[Task statement] Check every line below for the word "name" and show those that hold it.
------------------------------
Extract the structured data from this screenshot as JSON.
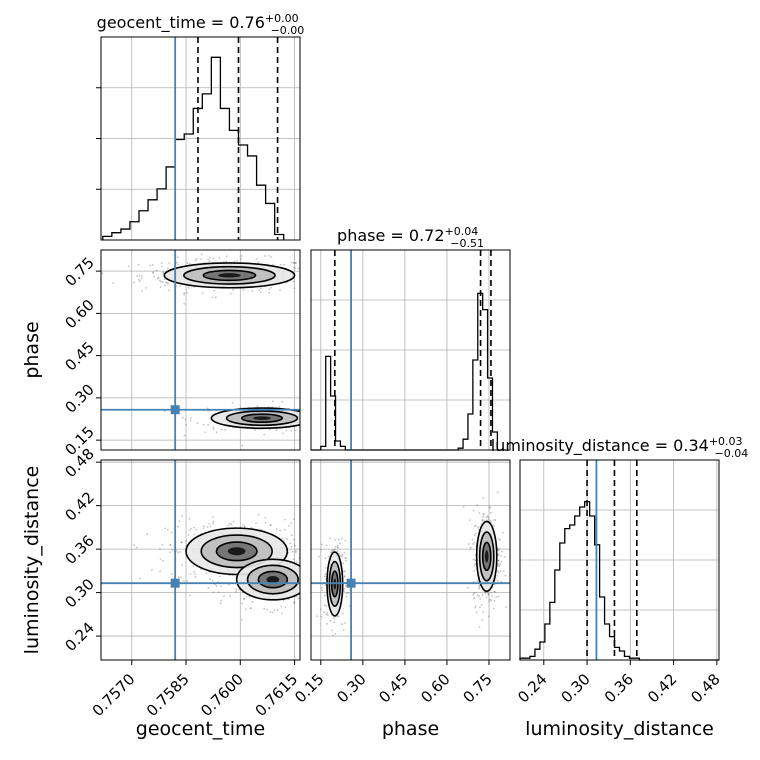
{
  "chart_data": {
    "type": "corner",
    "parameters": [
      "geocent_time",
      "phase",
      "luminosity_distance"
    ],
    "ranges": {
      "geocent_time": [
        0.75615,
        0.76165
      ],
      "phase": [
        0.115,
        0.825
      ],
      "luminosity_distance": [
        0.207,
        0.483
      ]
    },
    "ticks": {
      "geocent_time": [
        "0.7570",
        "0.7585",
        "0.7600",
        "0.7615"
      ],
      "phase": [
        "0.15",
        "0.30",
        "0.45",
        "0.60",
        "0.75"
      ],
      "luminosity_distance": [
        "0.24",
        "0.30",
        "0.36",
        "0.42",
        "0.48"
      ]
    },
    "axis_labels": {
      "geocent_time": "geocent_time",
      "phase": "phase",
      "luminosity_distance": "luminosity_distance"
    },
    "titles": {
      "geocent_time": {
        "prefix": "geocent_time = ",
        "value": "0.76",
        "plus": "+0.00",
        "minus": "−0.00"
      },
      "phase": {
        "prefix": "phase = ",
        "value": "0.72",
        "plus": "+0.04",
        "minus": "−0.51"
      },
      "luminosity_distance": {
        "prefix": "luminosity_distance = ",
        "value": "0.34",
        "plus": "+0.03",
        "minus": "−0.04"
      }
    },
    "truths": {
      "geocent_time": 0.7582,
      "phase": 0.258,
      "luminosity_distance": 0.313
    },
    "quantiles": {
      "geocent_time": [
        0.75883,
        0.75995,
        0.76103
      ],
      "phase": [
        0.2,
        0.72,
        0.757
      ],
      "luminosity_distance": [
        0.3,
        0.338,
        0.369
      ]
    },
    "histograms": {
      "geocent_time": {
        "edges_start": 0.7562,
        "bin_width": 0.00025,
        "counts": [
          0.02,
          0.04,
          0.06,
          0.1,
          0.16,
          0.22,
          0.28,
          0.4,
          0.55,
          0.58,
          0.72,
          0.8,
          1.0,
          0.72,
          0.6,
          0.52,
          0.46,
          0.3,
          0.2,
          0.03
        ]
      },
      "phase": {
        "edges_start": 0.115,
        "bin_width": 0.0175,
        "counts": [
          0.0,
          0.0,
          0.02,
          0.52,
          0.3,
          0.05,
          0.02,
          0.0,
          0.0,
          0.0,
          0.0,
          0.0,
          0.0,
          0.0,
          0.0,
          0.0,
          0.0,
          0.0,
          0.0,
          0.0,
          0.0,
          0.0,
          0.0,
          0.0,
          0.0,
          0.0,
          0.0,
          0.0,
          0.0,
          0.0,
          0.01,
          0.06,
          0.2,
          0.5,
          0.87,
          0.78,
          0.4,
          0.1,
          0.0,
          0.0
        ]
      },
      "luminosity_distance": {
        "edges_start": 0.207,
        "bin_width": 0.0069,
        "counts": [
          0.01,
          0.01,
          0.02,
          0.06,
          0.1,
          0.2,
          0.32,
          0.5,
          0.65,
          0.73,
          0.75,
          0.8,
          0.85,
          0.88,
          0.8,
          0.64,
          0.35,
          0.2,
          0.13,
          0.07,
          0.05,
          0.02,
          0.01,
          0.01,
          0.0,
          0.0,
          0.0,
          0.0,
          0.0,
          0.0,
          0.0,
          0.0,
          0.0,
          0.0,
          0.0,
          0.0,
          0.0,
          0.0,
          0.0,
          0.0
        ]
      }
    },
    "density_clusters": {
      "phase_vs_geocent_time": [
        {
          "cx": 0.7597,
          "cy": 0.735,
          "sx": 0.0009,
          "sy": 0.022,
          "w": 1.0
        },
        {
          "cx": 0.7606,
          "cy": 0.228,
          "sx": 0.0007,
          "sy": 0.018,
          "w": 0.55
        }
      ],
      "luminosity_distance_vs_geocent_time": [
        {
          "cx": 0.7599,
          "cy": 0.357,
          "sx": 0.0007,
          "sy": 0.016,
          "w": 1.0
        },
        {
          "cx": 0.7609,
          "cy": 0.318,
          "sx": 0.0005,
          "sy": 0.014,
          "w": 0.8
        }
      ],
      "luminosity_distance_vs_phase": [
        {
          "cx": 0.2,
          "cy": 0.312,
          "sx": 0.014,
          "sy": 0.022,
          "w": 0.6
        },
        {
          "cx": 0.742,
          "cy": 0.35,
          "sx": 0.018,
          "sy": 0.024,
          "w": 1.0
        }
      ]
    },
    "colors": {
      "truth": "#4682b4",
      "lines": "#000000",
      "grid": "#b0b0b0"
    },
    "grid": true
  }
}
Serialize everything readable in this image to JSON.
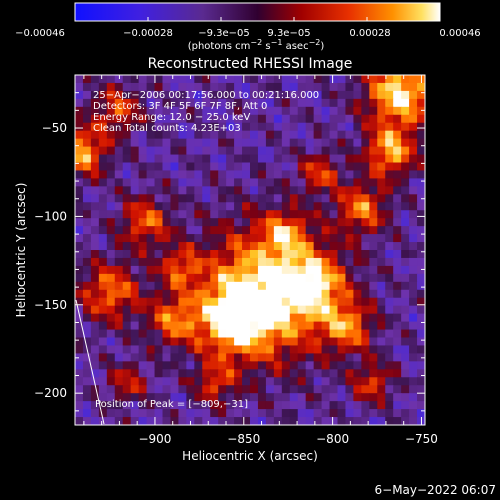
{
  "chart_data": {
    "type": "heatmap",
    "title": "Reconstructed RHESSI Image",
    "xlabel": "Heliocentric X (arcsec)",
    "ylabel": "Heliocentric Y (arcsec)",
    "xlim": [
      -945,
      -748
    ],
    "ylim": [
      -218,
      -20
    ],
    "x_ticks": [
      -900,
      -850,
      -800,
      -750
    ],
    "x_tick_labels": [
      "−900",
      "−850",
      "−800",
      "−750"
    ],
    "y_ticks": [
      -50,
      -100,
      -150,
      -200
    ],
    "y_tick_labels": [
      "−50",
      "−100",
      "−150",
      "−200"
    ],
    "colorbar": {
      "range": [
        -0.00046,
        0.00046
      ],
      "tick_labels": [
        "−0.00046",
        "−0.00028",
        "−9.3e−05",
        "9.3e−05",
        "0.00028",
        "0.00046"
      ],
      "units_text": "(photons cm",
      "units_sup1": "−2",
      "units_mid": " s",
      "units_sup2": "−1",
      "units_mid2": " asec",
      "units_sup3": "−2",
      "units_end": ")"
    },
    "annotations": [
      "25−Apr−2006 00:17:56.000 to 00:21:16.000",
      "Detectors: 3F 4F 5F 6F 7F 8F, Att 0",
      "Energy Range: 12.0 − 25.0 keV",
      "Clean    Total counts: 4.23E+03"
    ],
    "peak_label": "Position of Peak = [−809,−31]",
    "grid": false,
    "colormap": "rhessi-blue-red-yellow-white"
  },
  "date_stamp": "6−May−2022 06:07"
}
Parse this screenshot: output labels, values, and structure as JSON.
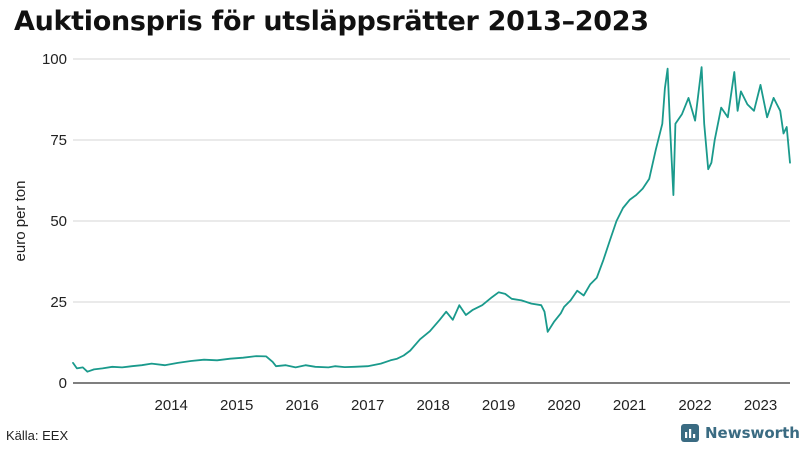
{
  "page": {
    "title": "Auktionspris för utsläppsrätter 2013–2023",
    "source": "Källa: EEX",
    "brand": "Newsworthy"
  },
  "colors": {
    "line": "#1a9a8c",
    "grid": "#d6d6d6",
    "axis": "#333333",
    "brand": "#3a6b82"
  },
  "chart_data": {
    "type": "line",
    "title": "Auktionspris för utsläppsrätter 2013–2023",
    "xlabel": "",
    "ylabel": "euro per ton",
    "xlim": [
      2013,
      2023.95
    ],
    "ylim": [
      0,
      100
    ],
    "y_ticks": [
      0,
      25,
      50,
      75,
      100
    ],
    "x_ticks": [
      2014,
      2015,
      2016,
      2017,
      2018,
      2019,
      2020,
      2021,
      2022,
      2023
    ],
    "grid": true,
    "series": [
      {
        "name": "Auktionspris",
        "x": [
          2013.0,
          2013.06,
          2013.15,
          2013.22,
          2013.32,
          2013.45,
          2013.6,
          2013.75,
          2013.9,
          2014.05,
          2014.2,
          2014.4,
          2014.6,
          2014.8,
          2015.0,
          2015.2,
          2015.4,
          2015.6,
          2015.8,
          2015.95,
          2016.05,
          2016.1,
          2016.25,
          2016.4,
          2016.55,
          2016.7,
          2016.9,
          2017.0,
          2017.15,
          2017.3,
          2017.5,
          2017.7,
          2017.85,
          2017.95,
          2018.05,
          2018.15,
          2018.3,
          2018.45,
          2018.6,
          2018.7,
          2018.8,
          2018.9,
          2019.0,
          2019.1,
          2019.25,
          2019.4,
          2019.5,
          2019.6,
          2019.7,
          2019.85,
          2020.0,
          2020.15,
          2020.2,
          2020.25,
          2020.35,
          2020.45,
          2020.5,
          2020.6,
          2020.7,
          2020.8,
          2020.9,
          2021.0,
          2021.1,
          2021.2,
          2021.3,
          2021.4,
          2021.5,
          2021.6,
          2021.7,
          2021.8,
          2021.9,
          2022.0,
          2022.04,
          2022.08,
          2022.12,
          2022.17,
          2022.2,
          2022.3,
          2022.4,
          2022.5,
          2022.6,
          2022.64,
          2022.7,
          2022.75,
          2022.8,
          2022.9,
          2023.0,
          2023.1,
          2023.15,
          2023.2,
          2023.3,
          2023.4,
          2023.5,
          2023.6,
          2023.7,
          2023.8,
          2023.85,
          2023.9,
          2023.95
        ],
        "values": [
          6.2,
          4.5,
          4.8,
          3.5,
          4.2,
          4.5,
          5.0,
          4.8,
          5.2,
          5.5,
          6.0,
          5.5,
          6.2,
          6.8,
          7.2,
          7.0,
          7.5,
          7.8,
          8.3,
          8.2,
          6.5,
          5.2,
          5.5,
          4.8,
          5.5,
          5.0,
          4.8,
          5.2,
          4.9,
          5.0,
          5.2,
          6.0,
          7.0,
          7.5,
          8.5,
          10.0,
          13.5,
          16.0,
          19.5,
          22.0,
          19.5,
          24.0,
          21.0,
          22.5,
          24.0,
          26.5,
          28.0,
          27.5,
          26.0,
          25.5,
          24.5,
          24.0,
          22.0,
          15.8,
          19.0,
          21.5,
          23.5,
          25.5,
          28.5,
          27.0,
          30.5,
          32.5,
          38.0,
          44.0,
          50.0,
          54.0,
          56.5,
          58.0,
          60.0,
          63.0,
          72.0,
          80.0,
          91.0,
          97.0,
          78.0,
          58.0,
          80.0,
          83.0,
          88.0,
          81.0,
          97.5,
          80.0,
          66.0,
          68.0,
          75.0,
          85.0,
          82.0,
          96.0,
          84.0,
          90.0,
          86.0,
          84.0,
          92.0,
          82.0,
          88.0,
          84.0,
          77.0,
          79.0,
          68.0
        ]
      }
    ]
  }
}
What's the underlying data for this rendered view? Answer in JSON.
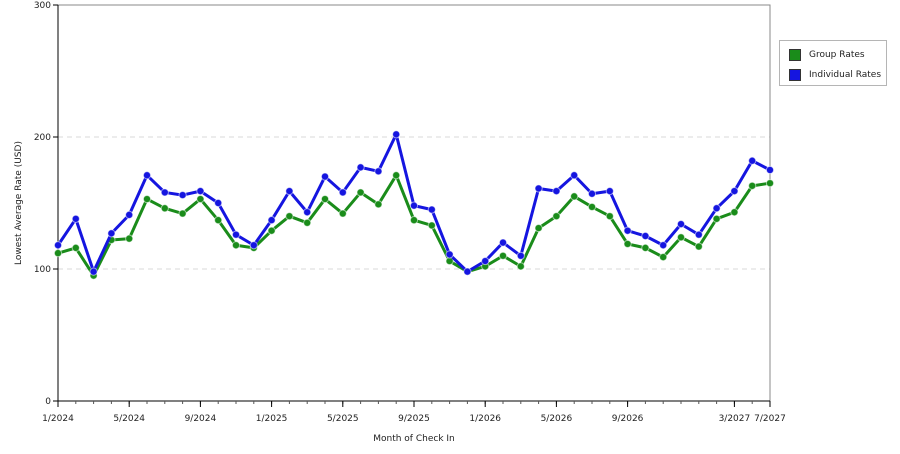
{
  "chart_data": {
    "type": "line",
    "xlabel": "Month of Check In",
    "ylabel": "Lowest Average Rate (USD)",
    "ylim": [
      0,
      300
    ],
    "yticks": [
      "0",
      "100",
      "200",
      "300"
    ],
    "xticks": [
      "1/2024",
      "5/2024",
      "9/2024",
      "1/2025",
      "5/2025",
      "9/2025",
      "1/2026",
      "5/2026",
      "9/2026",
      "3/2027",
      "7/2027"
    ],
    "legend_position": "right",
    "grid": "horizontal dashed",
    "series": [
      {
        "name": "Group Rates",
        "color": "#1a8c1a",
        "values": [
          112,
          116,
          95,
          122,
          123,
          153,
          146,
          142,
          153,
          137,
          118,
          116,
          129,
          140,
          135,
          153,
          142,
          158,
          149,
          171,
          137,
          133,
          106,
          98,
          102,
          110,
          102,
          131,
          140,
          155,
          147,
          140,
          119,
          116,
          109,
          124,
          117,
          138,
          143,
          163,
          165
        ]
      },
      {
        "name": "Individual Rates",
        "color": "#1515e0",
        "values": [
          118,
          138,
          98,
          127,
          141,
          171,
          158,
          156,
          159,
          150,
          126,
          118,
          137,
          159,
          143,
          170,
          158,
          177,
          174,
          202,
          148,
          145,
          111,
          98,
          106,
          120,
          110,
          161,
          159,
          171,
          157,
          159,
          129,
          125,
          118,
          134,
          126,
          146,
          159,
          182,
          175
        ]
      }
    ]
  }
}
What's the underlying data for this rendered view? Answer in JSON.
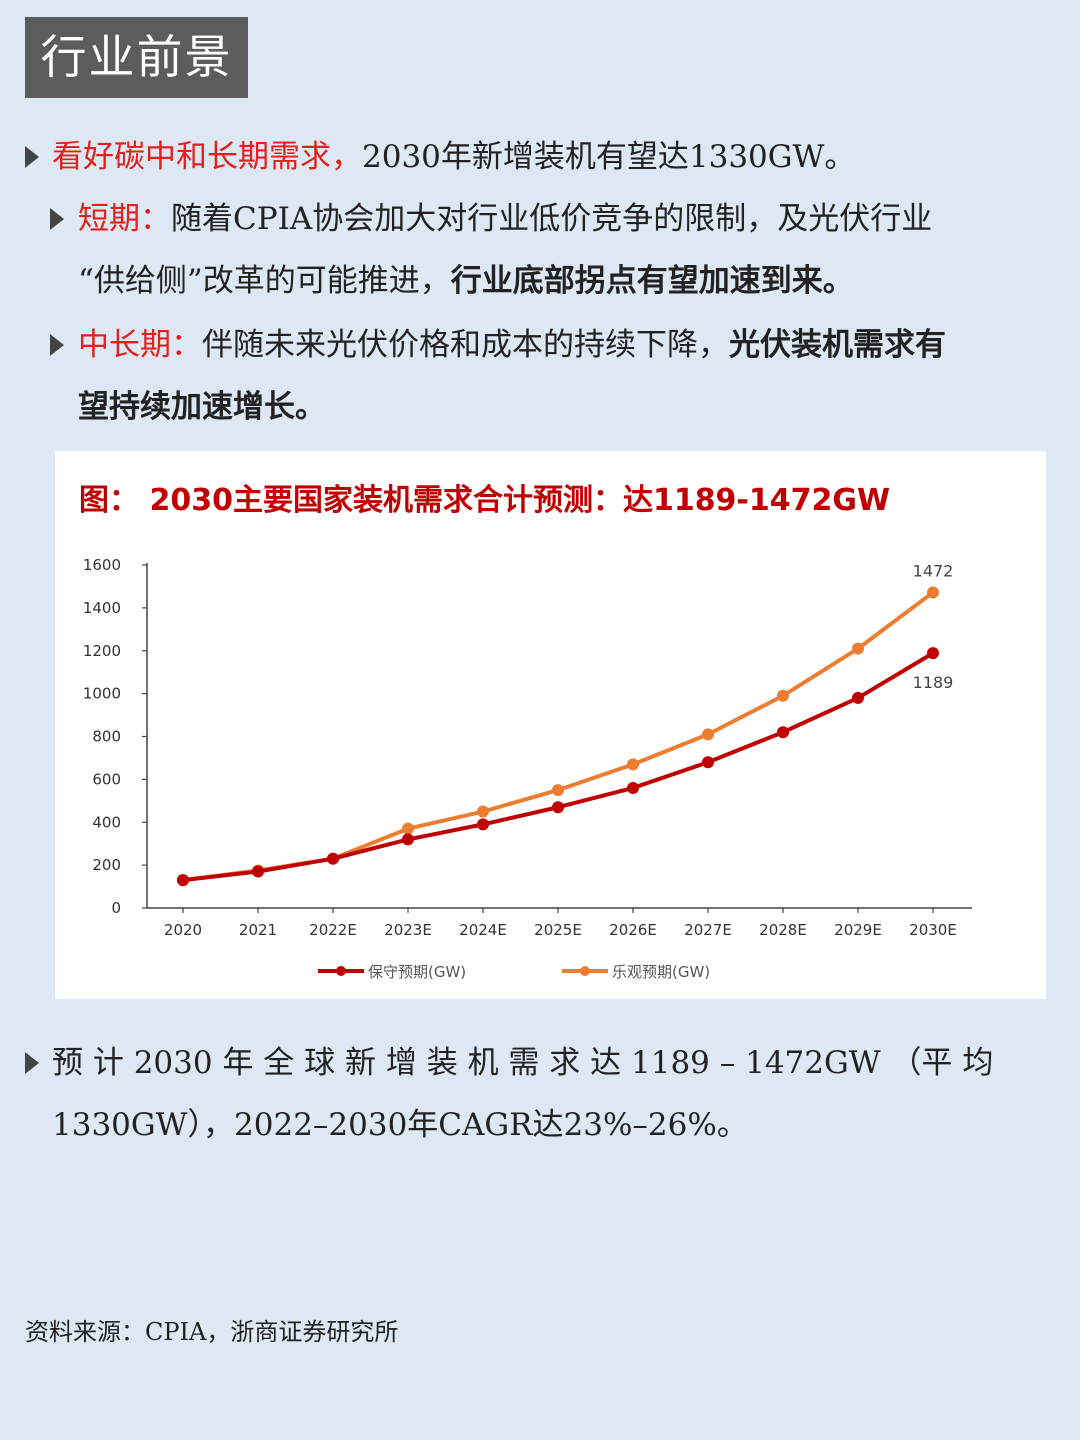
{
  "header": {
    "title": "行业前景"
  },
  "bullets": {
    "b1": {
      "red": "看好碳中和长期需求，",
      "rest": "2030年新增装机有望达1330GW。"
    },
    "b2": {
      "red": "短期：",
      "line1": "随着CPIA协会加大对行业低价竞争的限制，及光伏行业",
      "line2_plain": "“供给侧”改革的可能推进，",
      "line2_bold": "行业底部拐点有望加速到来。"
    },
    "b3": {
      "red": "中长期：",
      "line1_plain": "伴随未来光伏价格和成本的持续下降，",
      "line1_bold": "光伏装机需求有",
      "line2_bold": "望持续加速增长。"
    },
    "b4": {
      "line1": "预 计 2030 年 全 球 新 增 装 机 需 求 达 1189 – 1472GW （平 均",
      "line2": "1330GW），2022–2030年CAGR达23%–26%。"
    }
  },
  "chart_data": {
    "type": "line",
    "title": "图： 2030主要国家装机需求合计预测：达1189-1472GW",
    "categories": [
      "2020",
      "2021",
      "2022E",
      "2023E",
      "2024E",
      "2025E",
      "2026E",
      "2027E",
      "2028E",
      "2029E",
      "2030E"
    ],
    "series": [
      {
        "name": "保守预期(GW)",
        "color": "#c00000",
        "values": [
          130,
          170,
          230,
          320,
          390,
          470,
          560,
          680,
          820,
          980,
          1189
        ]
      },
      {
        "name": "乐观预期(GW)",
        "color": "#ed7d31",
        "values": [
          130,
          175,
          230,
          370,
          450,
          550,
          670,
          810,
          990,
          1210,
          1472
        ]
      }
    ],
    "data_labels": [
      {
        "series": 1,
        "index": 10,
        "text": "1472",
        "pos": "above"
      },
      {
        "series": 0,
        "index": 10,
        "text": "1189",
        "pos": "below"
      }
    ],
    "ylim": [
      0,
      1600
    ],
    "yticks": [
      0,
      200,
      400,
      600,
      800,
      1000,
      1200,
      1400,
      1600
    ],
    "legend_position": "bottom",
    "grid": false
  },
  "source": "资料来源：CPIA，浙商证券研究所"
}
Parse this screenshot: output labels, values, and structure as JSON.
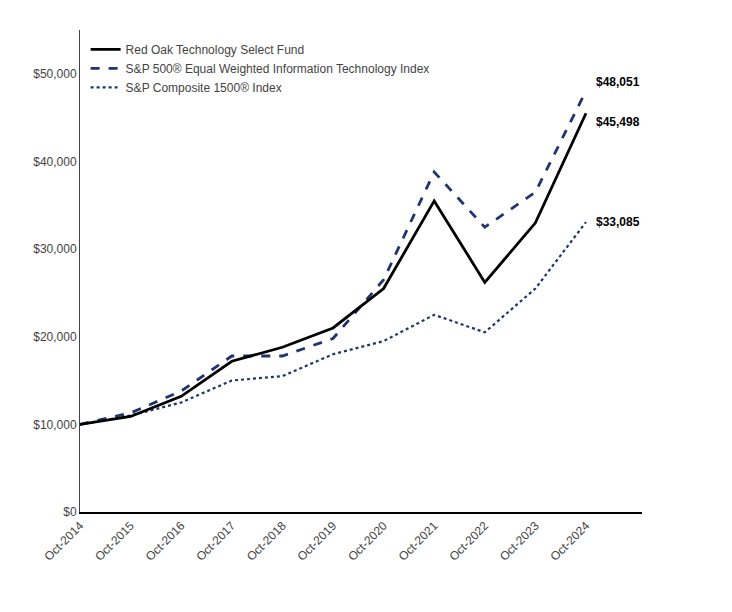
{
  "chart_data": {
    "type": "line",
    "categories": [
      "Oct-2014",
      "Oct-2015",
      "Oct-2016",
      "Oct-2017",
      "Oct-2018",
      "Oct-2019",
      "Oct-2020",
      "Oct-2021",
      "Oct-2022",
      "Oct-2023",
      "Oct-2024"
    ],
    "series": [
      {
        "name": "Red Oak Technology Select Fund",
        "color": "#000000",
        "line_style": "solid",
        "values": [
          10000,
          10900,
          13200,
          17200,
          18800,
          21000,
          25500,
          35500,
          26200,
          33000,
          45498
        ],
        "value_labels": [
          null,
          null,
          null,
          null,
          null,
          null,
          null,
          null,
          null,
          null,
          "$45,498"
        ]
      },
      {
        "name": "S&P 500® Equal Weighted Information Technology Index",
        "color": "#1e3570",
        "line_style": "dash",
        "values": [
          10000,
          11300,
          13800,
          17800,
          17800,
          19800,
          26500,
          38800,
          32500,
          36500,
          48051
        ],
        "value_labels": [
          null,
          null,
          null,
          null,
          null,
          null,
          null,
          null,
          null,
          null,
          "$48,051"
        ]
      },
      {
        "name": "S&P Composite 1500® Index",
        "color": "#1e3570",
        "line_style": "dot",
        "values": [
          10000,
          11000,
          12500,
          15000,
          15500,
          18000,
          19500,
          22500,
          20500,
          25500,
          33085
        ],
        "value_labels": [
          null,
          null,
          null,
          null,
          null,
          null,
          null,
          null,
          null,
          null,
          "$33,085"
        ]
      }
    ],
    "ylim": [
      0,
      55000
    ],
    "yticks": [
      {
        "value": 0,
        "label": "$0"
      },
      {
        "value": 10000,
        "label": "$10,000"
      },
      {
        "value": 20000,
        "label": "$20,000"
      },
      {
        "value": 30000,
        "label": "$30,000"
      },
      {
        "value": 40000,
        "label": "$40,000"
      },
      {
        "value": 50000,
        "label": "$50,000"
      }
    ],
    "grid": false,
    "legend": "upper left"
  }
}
------------------------------
[Exercise answer]
        "name": "Auktionspris",
        "name": "Group Rates",
        "name": "Individual Rates",
        "name": "保守预期(GW)",
        "name": "乐观预期(GW)",
        "name": "Red Oak Technology Select Fund",
        "name": "S&P 500® Equal Weighted Information Technology Index",
        "name": "S&P Composite 1500® Index",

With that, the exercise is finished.